▶ **Your objective**
Take the line that contains "Convert this document image to plain text." as the first line and the last line of the material below as the final one; reproduce exactly the lines between, inclusive.

-- BEGIN Material supplied --

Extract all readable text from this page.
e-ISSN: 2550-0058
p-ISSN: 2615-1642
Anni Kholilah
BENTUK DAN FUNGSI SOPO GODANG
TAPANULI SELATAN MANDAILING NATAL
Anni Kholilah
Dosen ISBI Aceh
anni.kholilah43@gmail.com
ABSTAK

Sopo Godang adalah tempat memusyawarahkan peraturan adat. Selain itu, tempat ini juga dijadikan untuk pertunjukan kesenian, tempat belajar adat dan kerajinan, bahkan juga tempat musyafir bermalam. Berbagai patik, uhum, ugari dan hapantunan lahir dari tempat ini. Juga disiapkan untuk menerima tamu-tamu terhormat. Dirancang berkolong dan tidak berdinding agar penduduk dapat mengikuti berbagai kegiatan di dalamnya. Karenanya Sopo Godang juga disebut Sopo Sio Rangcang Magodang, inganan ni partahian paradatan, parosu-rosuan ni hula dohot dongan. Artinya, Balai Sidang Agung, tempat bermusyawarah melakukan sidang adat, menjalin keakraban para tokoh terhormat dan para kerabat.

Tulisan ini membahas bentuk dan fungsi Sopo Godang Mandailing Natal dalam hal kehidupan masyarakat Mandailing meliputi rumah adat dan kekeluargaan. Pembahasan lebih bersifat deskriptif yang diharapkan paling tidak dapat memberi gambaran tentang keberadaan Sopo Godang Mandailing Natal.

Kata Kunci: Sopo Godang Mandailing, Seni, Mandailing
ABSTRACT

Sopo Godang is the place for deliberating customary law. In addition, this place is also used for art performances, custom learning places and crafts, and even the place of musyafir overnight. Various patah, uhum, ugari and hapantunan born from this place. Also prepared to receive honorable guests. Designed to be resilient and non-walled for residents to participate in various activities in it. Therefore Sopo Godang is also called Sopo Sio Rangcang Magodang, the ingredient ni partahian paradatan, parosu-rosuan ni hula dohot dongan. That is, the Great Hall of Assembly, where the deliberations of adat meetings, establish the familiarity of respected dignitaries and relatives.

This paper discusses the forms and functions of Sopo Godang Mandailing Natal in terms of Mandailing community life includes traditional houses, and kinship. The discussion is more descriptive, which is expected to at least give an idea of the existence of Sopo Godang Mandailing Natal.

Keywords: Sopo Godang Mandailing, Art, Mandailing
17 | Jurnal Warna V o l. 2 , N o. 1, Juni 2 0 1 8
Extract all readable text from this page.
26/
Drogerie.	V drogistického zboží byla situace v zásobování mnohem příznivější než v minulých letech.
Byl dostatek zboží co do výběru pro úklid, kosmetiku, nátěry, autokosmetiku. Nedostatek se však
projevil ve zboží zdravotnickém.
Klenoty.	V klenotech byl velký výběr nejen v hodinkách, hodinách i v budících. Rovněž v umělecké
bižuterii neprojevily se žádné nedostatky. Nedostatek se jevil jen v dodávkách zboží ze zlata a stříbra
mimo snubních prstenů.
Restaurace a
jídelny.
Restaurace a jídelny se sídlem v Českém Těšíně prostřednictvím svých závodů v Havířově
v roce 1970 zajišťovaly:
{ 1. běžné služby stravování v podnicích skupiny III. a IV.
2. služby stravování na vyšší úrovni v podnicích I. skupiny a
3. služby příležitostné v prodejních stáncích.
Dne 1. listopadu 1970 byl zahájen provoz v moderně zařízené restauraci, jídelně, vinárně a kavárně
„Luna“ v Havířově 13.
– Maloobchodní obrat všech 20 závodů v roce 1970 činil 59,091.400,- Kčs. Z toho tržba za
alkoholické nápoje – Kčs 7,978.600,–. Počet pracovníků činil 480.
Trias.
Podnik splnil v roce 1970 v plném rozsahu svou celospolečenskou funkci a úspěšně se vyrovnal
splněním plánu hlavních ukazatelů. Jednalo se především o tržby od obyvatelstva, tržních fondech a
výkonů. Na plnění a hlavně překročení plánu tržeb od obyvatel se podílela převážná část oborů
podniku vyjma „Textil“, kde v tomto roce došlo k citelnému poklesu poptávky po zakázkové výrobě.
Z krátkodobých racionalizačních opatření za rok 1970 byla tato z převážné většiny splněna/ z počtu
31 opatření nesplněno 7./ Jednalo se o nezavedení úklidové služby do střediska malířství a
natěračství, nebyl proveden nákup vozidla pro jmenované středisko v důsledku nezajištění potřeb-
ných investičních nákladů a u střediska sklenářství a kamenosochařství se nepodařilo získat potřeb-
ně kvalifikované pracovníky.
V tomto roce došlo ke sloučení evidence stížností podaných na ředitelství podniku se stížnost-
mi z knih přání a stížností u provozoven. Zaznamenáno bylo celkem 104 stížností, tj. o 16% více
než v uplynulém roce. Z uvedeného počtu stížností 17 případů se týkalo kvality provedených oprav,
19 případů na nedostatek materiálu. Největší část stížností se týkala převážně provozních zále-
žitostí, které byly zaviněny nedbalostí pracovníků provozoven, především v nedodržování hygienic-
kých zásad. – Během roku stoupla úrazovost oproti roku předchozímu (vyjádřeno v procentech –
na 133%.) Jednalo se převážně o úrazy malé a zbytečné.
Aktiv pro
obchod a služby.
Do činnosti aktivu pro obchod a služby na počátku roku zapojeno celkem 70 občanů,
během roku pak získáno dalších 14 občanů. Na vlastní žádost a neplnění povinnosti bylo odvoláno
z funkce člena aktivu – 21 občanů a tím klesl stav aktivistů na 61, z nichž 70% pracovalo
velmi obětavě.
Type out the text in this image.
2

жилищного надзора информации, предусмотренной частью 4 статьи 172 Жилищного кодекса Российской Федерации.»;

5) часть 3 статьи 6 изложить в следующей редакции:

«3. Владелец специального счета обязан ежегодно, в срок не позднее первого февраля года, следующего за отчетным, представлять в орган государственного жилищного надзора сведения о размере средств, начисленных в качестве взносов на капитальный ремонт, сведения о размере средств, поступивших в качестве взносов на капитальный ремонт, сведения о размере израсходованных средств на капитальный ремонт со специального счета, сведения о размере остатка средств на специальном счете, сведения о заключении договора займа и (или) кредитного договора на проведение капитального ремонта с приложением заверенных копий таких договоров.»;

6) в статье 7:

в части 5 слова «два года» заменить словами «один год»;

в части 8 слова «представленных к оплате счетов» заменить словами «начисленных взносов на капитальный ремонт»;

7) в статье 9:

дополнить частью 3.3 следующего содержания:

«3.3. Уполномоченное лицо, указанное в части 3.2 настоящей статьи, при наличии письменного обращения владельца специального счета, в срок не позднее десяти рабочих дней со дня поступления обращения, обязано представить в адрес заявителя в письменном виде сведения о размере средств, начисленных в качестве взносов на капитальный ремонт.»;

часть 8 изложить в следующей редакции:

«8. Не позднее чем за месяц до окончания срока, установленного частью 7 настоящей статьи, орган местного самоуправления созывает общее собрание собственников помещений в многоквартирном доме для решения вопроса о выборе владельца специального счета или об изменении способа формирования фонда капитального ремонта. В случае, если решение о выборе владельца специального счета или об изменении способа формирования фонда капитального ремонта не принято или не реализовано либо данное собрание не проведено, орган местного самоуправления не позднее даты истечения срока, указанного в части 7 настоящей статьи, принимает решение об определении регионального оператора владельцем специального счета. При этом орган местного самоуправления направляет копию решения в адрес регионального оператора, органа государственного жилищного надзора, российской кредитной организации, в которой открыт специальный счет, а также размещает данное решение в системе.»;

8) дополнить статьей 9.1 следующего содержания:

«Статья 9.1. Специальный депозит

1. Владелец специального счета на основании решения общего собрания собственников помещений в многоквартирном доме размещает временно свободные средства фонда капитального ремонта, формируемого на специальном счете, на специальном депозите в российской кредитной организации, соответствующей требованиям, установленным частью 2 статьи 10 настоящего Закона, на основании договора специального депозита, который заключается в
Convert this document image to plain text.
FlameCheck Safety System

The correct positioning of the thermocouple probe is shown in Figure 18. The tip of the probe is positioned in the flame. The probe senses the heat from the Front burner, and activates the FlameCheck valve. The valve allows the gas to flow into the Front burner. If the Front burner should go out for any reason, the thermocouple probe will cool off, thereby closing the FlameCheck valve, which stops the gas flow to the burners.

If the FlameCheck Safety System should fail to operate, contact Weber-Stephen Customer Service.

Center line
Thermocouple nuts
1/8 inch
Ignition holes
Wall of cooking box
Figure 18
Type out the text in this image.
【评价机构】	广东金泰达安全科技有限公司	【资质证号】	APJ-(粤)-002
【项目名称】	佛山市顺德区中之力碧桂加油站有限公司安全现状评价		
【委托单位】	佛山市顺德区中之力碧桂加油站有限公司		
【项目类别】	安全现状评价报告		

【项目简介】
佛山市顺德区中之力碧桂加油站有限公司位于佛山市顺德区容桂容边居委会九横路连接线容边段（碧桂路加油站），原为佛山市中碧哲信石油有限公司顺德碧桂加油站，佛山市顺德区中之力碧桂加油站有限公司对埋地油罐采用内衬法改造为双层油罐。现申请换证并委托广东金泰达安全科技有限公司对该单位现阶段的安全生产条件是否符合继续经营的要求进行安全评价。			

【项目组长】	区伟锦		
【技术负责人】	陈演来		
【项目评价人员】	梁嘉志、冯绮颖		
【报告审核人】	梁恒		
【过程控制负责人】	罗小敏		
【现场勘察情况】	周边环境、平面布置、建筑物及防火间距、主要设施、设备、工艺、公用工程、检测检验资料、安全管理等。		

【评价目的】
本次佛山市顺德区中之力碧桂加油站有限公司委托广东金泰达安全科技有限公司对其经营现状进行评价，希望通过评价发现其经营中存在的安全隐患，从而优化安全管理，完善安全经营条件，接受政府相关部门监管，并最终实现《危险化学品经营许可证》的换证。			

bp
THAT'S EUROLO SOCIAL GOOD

-- END Material supplied --

▶ **Task result**
Convert this document image to plain text.
FlameCheck Safety System

The correct positioning of the thermocouple probe is shown in Figure 18. The tip of the probe is positioned in the flame. The probe senses the heat from the Front burner, and activates the FlameCheck valve. The valve allows the gas to flow into the Front burner. If the Front burner should go out for any reason, the thermocouple probe will cool off, thereby closing the FlameCheck valve, which stops the gas flow to the burners.

If the FlameCheck Safety System should fail to operate, contact Weber-Stephen Customer Service.

Center line
Thermocouple nuts
1/8 inch
Ignition holes
Wall of cooking box
Figure 18
Type out the text in this image.
【评价机构】	广东金泰达安全科技有限公司	【资质证号】	APJ-(粤)-002
【项目名称】	佛山市顺德区中之力碧桂加油站有限公司安全现状评价		
【委托单位】	佛山市顺德区中之力碧桂加油站有限公司		
【项目类别】	安全现状评价报告		

【项目简介】
佛山市顺德区中之力碧桂加油站有限公司位于佛山市顺德区容桂容边居委会九横路连接线容边段（碧桂路加油站），原为佛山市中碧哲信石油有限公司顺德碧桂加油站，佛山市顺德区中之力碧桂加油站有限公司对埋地油罐采用内衬法改造为双层油罐。现申请换证并委托广东金泰达安全科技有限公司对该单位现阶段的安全生产条件是否符合继续经营的要求进行安全评价。			

【项目组长】	区伟锦		
【技术负责人】	陈演来		
【项目评价人员】	梁嘉志、冯绮颖		
【报告审核人】	梁恒		
【过程控制负责人】	罗小敏		
【现场勘察情况】	周边环境、平面布置、建筑物及防火间距、主要设施、设备、工艺、公用工程、检测检验资料、安全管理等。		

【评价目的】
本次佛山市顺德区中之力碧桂加油站有限公司委托广东金泰达安全科技有限公司对其经营现状进行评价，希望通过评价发现其经营中存在的安全隐患，从而优化安全管理，完善安全经营条件，接受政府相关部门监管，并最终实现《危险化学品经营许可证》的换证。			

bp
THAT'S EUROLO SOCIAL GOOD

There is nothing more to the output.